Repeat each line exactly as it is written.

>>>

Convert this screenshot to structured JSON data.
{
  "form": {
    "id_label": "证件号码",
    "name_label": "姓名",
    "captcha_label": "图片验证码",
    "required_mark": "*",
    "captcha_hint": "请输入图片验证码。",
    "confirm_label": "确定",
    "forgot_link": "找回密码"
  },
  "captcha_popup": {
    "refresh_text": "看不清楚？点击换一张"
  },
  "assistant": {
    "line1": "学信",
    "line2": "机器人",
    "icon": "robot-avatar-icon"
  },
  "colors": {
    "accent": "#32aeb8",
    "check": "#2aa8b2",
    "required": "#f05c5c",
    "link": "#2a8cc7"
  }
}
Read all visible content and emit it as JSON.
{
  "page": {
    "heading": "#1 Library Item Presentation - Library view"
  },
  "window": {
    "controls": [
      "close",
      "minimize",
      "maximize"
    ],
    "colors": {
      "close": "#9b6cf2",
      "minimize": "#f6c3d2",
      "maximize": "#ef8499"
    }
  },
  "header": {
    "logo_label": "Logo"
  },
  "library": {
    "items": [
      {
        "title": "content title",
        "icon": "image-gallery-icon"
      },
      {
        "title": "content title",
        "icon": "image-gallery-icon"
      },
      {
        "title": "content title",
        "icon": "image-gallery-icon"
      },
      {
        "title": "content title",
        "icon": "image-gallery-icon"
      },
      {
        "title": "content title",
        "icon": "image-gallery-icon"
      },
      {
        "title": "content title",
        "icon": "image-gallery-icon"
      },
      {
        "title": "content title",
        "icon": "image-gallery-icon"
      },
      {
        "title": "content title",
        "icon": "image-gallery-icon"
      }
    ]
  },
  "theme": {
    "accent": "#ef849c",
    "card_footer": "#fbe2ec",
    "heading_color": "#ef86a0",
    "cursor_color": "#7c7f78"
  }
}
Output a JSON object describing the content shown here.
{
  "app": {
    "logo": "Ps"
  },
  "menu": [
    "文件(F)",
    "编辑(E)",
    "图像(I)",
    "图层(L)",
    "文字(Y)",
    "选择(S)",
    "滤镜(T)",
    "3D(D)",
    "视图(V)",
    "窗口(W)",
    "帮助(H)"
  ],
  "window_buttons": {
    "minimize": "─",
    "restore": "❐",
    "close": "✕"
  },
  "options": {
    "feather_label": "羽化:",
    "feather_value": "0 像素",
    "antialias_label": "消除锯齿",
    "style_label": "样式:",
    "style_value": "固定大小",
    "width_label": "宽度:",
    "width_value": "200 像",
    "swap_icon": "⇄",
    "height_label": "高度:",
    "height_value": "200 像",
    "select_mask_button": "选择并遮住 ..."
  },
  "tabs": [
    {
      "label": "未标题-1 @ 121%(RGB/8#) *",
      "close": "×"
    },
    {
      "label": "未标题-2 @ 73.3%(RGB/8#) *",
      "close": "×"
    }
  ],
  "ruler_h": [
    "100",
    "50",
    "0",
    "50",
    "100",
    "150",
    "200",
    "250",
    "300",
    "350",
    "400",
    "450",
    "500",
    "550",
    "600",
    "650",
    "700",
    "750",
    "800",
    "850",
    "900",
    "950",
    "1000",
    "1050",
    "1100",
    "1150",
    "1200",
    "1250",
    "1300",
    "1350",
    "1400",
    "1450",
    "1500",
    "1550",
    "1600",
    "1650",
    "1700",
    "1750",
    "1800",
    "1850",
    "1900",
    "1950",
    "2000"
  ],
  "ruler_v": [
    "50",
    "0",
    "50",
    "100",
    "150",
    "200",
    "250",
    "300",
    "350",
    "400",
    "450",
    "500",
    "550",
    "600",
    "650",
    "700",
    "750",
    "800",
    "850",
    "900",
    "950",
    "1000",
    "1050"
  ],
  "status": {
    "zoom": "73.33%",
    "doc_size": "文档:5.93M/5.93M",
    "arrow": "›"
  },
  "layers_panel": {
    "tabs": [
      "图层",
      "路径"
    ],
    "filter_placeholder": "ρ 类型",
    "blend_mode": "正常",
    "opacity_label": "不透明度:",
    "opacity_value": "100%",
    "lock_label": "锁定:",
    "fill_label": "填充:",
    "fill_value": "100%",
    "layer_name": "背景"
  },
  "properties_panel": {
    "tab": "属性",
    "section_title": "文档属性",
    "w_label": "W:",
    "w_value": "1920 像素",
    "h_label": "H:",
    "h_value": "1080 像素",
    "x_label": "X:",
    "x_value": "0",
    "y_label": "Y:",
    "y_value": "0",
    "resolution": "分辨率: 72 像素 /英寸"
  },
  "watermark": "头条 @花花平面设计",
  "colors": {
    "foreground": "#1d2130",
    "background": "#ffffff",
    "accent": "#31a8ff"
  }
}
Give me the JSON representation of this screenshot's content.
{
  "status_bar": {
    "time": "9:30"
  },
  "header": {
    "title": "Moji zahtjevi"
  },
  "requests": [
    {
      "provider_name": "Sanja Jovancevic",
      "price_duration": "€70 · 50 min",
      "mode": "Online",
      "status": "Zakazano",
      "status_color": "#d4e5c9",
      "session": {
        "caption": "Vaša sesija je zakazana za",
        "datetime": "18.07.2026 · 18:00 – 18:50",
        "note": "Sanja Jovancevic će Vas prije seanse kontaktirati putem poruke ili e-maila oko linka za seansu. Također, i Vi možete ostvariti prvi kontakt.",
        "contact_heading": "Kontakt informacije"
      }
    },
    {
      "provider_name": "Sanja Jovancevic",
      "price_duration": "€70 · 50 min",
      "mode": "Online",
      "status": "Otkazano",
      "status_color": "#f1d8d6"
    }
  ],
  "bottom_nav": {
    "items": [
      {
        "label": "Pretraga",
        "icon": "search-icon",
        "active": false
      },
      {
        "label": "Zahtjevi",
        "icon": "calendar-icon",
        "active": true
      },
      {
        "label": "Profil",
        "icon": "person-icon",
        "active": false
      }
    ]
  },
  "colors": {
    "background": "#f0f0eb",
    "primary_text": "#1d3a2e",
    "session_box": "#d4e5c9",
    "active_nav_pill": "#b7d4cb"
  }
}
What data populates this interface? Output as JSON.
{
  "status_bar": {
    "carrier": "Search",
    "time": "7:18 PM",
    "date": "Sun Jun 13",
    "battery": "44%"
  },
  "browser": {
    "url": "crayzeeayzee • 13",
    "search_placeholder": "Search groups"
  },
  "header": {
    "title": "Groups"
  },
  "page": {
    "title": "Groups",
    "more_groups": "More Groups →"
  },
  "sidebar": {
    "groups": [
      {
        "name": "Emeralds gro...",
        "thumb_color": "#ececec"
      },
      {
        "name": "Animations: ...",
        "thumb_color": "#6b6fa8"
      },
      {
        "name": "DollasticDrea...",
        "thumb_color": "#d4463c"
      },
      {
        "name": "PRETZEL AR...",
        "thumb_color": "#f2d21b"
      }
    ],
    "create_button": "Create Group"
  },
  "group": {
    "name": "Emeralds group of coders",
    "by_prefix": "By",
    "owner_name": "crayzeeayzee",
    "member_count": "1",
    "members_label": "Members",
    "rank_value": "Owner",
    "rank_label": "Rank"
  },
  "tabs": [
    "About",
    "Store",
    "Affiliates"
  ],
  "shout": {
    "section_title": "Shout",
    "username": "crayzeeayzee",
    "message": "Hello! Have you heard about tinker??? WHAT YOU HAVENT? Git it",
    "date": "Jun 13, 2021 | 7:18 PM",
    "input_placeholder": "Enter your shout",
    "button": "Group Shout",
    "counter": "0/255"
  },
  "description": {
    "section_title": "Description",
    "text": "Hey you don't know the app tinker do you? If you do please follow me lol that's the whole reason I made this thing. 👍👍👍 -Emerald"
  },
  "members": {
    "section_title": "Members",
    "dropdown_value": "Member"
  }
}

<<<

## Final answer
Convert this screenshot to structured JSON data.
{
  "form": {
    "id_label": "证件号码",
    "name_label": "姓名",
    "captcha_label": "图片验证码",
    "required_mark": "*",
    "captcha_hint": "请输入图片验证码。",
    "confirm_label": "确定",
    "forgot_link": "找回密码"
  },
  "captcha_popup": {
    "refresh_text": "看不清楚？点击换一张"
  },
  "assistant": {
    "line1": "学信",
    "line2": "机器人",
    "icon": "robot-avatar-icon"
  },
  "colors": {
    "accent": "#32aeb8",
    "check": "#2aa8b2",
    "required": "#f05c5c",
    "link": "#2a8cc7"
  }
}
Read all visible content and emit it as JSON.
{
  "page": {
    "heading": "#1 Library Item Presentation - Library view"
  },
  "window": {
    "controls": [
      "close",
      "minimize",
      "maximize"
    ],
    "colors": {
      "close": "#9b6cf2",
      "minimize": "#f6c3d2",
      "maximize": "#ef8499"
    }
  },
  "header": {
    "logo_label": "Logo"
  },
  "library": {
    "items": [
      {
        "title": "content title",
        "icon": "image-gallery-icon"
      },
      {
        "title": "content title",
        "icon": "image-gallery-icon"
      },
      {
        "title": "content title",
        "icon": "image-gallery-icon"
      },
      {
        "title": "content title",
        "icon": "image-gallery-icon"
      },
      {
        "title": "content title",
        "icon": "image-gallery-icon"
      },
      {
        "title": "content title",
        "icon": "image-gallery-icon"
      },
      {
        "title": "content title",
        "icon": "image-gallery-icon"
      },
      {
        "title": "content title",
        "icon": "image-gallery-icon"
      }
    ]
  },
  "theme": {
    "accent": "#ef849c",
    "card_footer": "#fbe2ec",
    "heading_color": "#ef86a0",
    "cursor_color": "#7c7f78"
  }
}
Output a JSON object describing the content shown here.
{
  "app": {
    "logo": "Ps"
  },
  "menu": [
    "文件(F)",
    "编辑(E)",
    "图像(I)",
    "图层(L)",
    "文字(Y)",
    "选择(S)",
    "滤镜(T)",
    "3D(D)",
    "视图(V)",
    "窗口(W)",
    "帮助(H)"
  ],
  "window_buttons": {
    "minimize": "─",
    "restore": "❐",
    "close": "✕"
  },
  "options": {
    "feather_label": "羽化:",
    "feather_value": "0 像素",
    "antialias_label": "消除锯齿",
    "style_label": "样式:",
    "style_value": "固定大小",
    "width_label": "宽度:",
    "width_value": "200 像",
    "swap_icon": "⇄",
    "height_label": "高度:",
    "height_value": "200 像",
    "select_mask_button": "选择并遮住 ..."
  },
  "tabs": [
    {
      "label": "未标题-1 @ 121%(RGB/8#) *",
      "close": "×"
    },
    {
      "label": "未标题-2 @ 73.3%(RGB/8#) *",
      "close": "×"
    }
  ],
  "ruler_h": [
    "100",
    "50",
    "0",
    "50",
    "100",
    "150",
    "200",
    "250",
    "300",
    "350",
    "400",
    "450",
    "500",
    "550",
    "600",
    "650",
    "700",
    "750",
    "800",
    "850",
    "900",
    "950",
    "1000",
    "1050",
    "1100",
    "1150",
    "1200",
    "1250",
    "1300",
    "1350",
    "1400",
    "1450",
    "1500",
    "1550",
    "1600",
    "1650",
    "1700",
    "1750",
    "1800",
    "1850",
    "1900",
    "1950",
    "2000"
  ],
  "ruler_v": [
    "50",
    "0",
    "50",
    "100",
    "150",
    "200",
    "250",
    "300",
    "350",
    "400",
    "450",
    "500",
    "550",
    "600",
    "650",
    "700",
    "750",
    "800",
    "850",
    "900",
    "950",
    "1000",
    "1050"
  ],
  "status": {
    "zoom": "73.33%",
    "doc_size": "文档:5.93M/5.93M",
    "arrow": "›"
  },
  "layers_panel": {
    "tabs": [
      "图层",
      "路径"
    ],
    "filter_placeholder": "ρ 类型",
    "blend_mode": "正常",
    "opacity_label": "不透明度:",
    "opacity_value": "100%",
    "lock_label": "锁定:",
    "fill_label": "填充:",
    "fill_value": "100%",
    "layer_name": "背景"
  },
  "properties_panel": {
    "tab": "属性",
    "section_title": "文档属性",
    "w_label": "W:",
    "w_value": "1920 像素",
    "h_label": "H:",
    "h_value": "1080 像素",
    "x_label": "X:",
    "x_value": "0",
    "y_label": "Y:",
    "y_value": "0",
    "resolution": "分辨率: 72 像素 /英寸"
  },
  "watermark": "头条 @花花平面设计",
  "colors": {
    "foreground": "#1d2130",
    "background": "#ffffff",
    "accent": "#31a8ff"
  }
}
Give me the JSON representation of this screenshot's content.
{
  "status_bar": {
    "time": "9:30"
  },
  "header": {
    "title": "Moji zahtjevi"
  },
  "requests": [
    {
      "provider_name": "Sanja Jovancevic",
      "price_duration": "€70 · 50 min",
      "mode": "Online",
      "status": "Zakazano",
      "status_color": "#d4e5c9",
      "session": {
        "caption": "Vaša sesija je zakazana za",
        "datetime": "18.07.2026 · 18:00 – 18:50",
        "note": "Sanja Jovancevic će Vas prije seanse kontaktirati putem poruke ili e-maila oko linka za seansu. Također, i Vi možete ostvariti prvi kontakt.",
        "contact_heading": "Kontakt informacije"
      }
    },
    {
      "provider_name": "Sanja Jovancevic",
      "price_duration": "€70 · 50 min",
      "mode": "Online",
      "status": "Otkazano",
      "status_color": "#f1d8d6"
    }
  ],
  "bottom_nav": {
    "items": [
      {
        "label": "Pretraga",
        "icon": "search-icon",
        "active": false
      },
      {
        "label": "Zahtjevi",
        "icon": "calendar-icon",
        "active": true
      },
      {
        "label": "Profil",
        "icon": "person-icon",
        "active": false
      }
    ]
  },
  "colors": {
    "background": "#f0f0eb",
    "primary_text": "#1d3a2e",
    "session_box": "#d4e5c9",
    "active_nav_pill": "#b7d4cb"
  }
}
What data populates this interface? Output as JSON.
{
  "status_bar": {
    "carrier": "Search",
    "time": "7:18 PM",
    "date": "Sun Jun 13",
    "battery": "44%"
  },
  "browser": {
    "url": "crayzeeayzee • 13",
    "search_placeholder": "Search groups"
  },
  "header": {
    "title": "Groups"
  },
  "page": {
    "title": "Groups",
    "more_groups": "More Groups →"
  },
  "sidebar": {
    "groups": [
      {
        "name": "Emeralds gro...",
        "thumb_color": "#ececec"
      },
      {
        "name": "Animations: ...",
        "thumb_color": "#6b6fa8"
      },
      {
        "name": "DollasticDrea...",
        "thumb_color": "#d4463c"
      },
      {
        "name": "PRETZEL AR...",
        "thumb_color": "#f2d21b"
      }
    ],
    "create_button": "Create Group"
  },
  "group": {
    "name": "Emeralds group of coders",
    "by_prefix": "By",
    "owner_name": "crayzeeayzee",
    "member_count": "1",
    "members_label": "Members",
    "rank_value": "Owner",
    "rank_label": "Rank"
  },
  "tabs": [
    "About",
    "Store",
    "Affiliates"
  ],
  "shout": {
    "section_title": "Shout",
    "username": "crayzeeayzee",
    "message": "Hello! Have you heard about tinker??? WHAT YOU HAVENT? Git it",
    "date": "Jun 13, 2021 | 7:18 PM",
    "input_placeholder": "Enter your shout",
    "button": "Group Shout",
    "counter": "0/255"
  },
  "description": {
    "section_title": "Description",
    "text": "Hey you don't know the app tinker do you? If you do please follow me lol that's the whole reason I made this thing. 👍👍👍 -Emerald"
  },
  "members": {
    "section_title": "Members",
    "dropdown_value": "Member"
  }
}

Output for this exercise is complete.